Reproduce every line of the entries below verbatim and in their original order.
***
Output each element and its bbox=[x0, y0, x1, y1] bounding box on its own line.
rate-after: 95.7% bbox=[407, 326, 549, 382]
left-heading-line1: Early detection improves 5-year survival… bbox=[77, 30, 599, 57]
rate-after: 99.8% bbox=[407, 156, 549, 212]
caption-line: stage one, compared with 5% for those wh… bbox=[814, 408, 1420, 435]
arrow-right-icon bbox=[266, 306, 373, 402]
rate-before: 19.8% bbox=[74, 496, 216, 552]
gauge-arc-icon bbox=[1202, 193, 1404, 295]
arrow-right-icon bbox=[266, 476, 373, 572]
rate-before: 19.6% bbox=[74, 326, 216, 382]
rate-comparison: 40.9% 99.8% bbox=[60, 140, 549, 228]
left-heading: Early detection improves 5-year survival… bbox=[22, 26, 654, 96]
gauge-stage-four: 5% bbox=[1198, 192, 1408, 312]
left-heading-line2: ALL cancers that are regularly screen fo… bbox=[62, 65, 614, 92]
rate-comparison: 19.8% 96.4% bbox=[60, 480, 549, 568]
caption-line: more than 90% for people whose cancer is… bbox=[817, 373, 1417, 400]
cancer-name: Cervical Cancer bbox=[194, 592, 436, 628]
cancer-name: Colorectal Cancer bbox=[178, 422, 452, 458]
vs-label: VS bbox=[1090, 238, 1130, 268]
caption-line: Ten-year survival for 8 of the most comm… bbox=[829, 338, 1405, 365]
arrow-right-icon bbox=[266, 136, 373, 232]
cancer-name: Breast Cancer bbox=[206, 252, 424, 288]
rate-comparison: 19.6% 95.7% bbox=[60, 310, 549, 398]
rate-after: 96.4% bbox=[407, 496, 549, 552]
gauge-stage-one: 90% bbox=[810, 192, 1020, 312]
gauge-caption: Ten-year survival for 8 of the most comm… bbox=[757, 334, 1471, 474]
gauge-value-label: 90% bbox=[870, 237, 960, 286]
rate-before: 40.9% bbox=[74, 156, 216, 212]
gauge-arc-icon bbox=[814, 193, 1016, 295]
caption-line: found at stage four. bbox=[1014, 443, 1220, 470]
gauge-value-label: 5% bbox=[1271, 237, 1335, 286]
***
• FINAL RESULT:
Output each element and its bbox=[x0, y0, x1, y1] bounding box on its own line.
rate-after: 95.7% bbox=[407, 326, 549, 382]
left-heading-line1: Early detection improves 5-year survival… bbox=[77, 30, 599, 57]
rate-after: 99.8% bbox=[407, 156, 549, 212]
caption-line: stage one, compared with 5% for those wh… bbox=[814, 408, 1420, 435]
arrow-right-icon bbox=[266, 306, 373, 402]
rate-before: 19.8% bbox=[74, 496, 216, 552]
gauge-arc-icon bbox=[1202, 193, 1404, 295]
arrow-right-icon bbox=[266, 476, 373, 572]
rate-before: 19.6% bbox=[74, 326, 216, 382]
rate-comparison: 40.9% 99.8% bbox=[60, 140, 549, 228]
left-heading: Early detection improves 5-year survival… bbox=[22, 26, 654, 96]
gauge-stage-four: 5% bbox=[1198, 192, 1408, 312]
left-heading-line2: ALL cancers that are regularly screen fo… bbox=[62, 65, 614, 92]
rate-comparison: 19.8% 96.4% bbox=[60, 480, 549, 568]
caption-line: more than 90% for people whose cancer is… bbox=[817, 373, 1417, 400]
cancer-name: Cervical Cancer bbox=[194, 592, 436, 628]
cancer-name: Colorectal Cancer bbox=[178, 422, 452, 458]
vs-label: VS bbox=[1090, 238, 1130, 268]
caption-line: Ten-year survival for 8 of the most comm… bbox=[829, 338, 1405, 365]
arrow-right-icon bbox=[266, 136, 373, 232]
cancer-name: Breast Cancer bbox=[206, 252, 424, 288]
rate-comparison: 19.6% 95.7% bbox=[60, 310, 549, 398]
rate-after: 96.4% bbox=[407, 496, 549, 552]
gauge-stage-one: 90% bbox=[810, 192, 1020, 312]
gauge-caption: Ten-year survival for 8 of the most comm… bbox=[757, 334, 1471, 474]
gauge-value-label: 90% bbox=[870, 237, 960, 286]
rate-before: 40.9% bbox=[74, 156, 216, 212]
gauge-arc-icon bbox=[814, 193, 1016, 295]
caption-line: found at stage four. bbox=[1014, 443, 1220, 470]
gauge-value-label: 5% bbox=[1271, 237, 1335, 286]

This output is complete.